■ Aim: Lines that hold the word "data" should be located and copied.

■ Supplied material:
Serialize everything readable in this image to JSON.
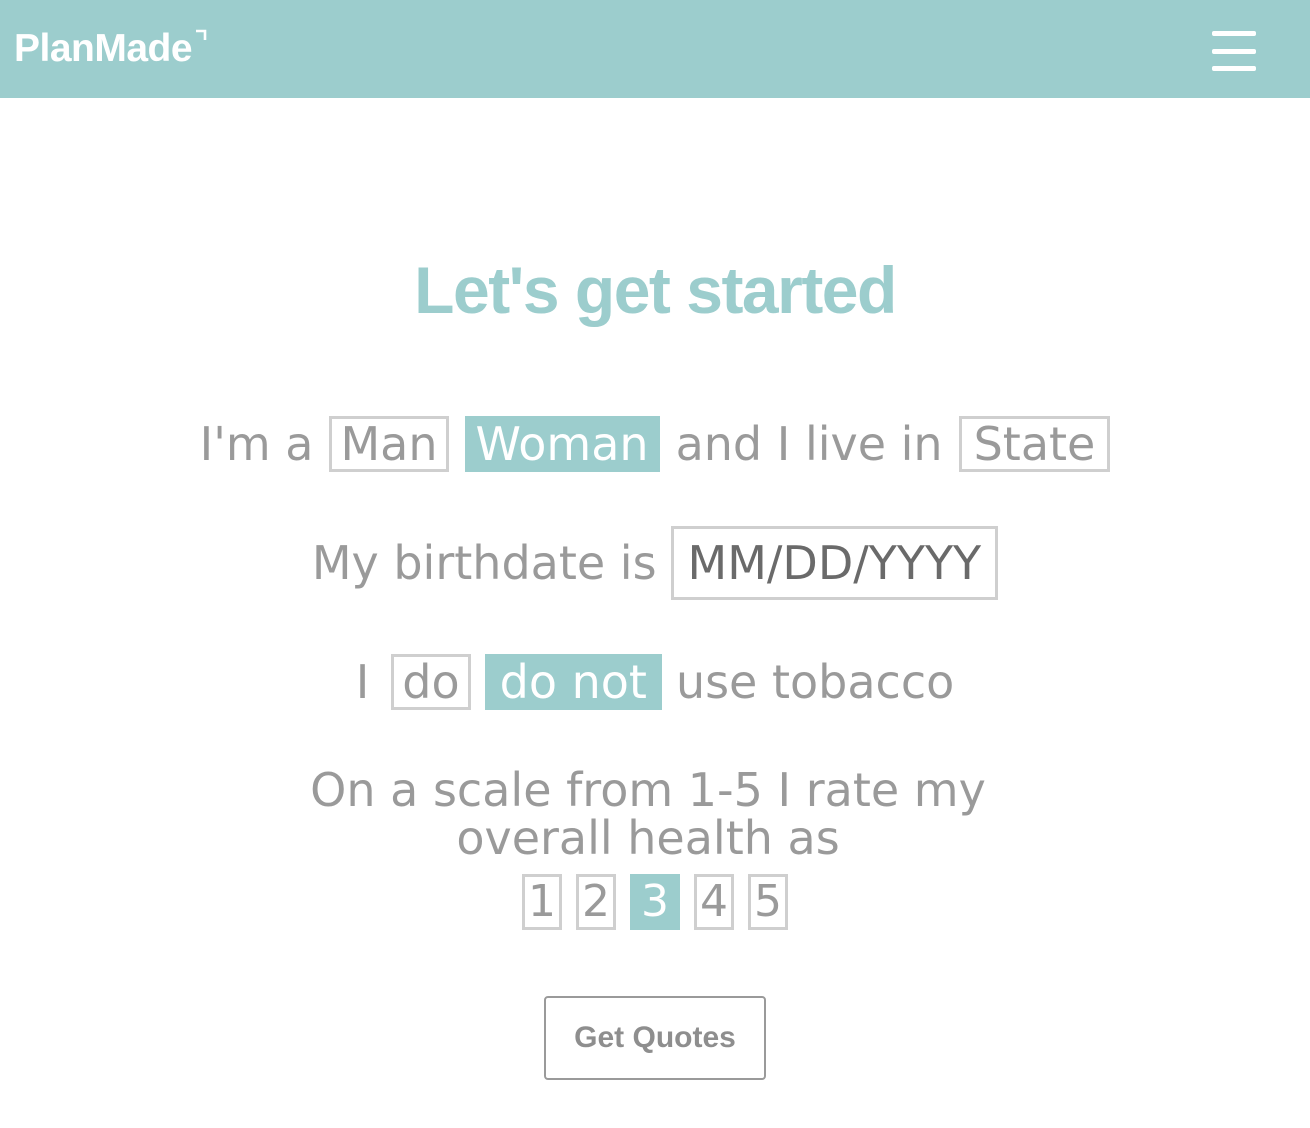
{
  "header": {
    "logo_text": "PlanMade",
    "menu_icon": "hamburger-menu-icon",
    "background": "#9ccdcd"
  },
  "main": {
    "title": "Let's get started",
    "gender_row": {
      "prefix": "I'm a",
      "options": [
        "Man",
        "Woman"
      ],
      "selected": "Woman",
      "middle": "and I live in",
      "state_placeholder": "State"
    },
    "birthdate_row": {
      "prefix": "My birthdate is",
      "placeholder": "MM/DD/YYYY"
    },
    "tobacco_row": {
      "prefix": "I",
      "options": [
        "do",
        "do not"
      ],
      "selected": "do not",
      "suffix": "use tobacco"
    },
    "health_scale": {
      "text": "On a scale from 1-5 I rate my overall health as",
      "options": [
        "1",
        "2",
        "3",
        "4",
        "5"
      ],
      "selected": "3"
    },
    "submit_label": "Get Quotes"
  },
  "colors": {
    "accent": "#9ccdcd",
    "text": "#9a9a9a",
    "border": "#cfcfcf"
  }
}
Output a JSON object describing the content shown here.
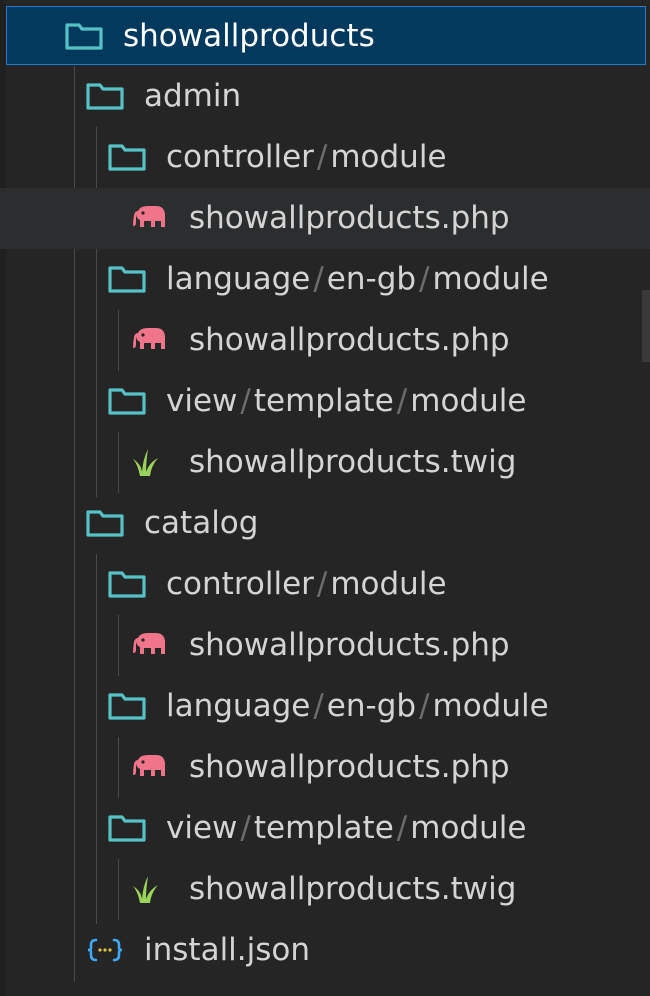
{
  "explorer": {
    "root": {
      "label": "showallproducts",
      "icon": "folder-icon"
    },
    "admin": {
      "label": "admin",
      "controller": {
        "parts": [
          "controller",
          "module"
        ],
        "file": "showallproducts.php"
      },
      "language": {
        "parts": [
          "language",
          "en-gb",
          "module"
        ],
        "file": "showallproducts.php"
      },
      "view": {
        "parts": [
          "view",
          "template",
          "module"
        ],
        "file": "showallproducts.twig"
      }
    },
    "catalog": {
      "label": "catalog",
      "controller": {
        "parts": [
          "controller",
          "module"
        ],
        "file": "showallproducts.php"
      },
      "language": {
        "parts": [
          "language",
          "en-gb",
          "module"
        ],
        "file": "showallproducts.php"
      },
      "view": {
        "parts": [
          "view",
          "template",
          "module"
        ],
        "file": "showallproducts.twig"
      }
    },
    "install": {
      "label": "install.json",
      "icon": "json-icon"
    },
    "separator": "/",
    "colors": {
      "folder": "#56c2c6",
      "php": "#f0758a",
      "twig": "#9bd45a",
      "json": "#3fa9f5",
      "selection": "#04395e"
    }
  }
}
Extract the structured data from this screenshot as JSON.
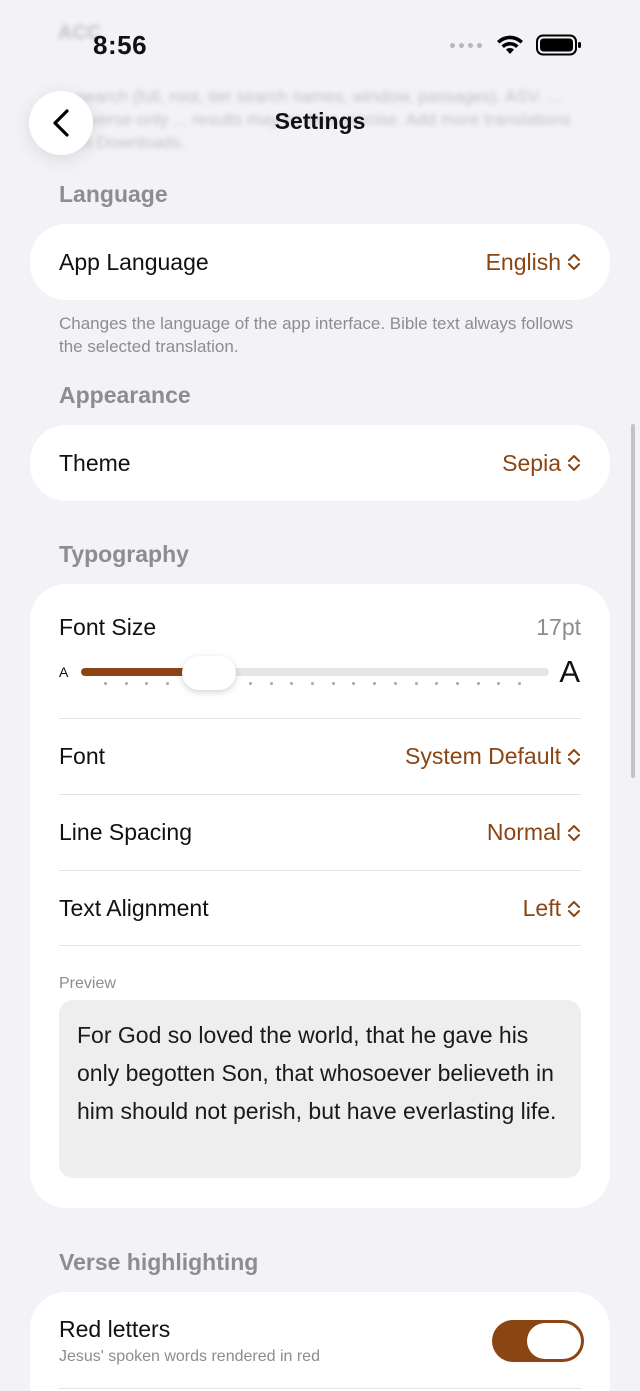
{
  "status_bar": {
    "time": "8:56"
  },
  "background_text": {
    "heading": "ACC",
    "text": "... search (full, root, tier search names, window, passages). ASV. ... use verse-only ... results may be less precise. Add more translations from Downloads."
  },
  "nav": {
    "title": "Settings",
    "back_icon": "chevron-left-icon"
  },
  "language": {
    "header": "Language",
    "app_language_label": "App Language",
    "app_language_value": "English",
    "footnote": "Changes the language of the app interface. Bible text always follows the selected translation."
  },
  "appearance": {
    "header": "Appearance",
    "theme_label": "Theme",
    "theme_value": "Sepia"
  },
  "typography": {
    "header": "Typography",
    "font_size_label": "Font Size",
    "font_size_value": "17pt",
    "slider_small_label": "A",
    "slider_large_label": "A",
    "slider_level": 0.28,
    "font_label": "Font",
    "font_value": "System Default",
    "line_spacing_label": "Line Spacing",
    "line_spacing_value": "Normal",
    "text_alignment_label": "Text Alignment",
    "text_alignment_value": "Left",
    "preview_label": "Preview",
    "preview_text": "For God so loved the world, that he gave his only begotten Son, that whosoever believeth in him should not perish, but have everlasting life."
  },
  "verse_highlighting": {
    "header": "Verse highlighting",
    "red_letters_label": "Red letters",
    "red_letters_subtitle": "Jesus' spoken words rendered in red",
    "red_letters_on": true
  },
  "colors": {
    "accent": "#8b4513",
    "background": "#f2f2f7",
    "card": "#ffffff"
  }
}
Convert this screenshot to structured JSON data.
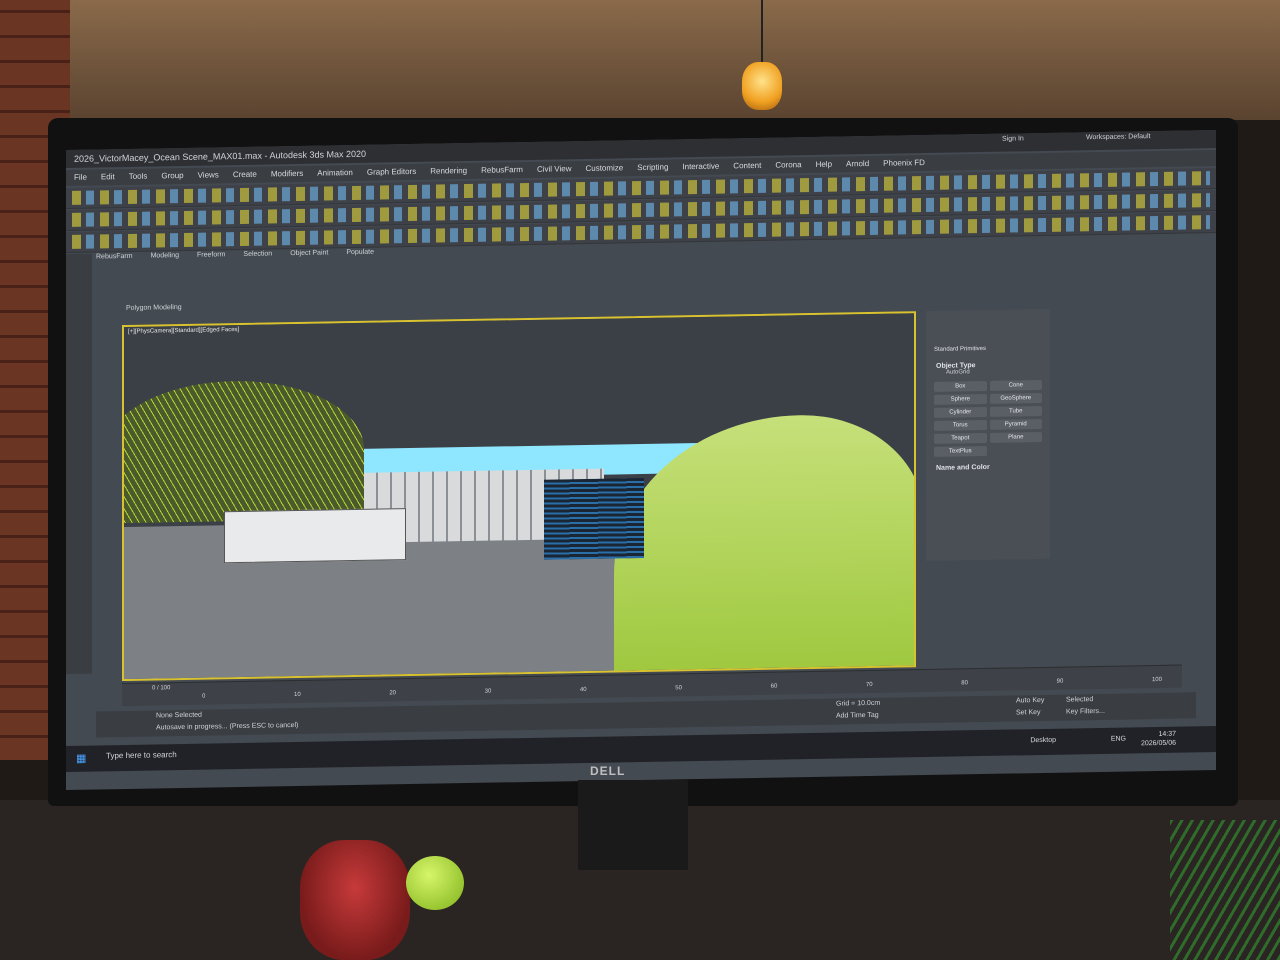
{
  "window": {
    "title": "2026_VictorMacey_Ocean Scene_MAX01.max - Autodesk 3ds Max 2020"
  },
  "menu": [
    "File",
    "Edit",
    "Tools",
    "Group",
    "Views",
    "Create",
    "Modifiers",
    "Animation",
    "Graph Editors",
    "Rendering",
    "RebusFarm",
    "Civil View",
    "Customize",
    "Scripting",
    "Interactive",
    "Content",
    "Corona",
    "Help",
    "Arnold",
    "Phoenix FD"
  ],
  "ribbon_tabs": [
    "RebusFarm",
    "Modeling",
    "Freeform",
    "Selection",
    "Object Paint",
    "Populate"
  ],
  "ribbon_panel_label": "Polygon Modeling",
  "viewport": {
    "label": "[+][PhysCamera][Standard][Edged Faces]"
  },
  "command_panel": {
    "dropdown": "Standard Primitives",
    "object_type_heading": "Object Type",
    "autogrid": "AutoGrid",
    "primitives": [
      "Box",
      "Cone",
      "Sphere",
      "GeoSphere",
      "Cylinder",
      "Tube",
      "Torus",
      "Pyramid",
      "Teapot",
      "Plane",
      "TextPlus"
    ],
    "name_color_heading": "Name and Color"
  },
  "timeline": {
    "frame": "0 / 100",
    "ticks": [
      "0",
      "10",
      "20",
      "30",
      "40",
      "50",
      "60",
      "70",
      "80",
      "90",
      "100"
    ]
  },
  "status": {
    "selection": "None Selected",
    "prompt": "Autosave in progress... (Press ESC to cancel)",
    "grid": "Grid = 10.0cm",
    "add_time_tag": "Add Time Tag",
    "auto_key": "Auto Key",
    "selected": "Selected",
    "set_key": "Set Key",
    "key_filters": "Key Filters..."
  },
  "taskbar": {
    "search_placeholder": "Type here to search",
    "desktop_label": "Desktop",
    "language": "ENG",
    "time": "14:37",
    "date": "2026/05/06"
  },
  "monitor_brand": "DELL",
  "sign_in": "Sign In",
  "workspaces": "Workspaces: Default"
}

■ Finished task:
Extract the structured data from this screenshot as JSON.
Convert this screenshot to structured JSON data.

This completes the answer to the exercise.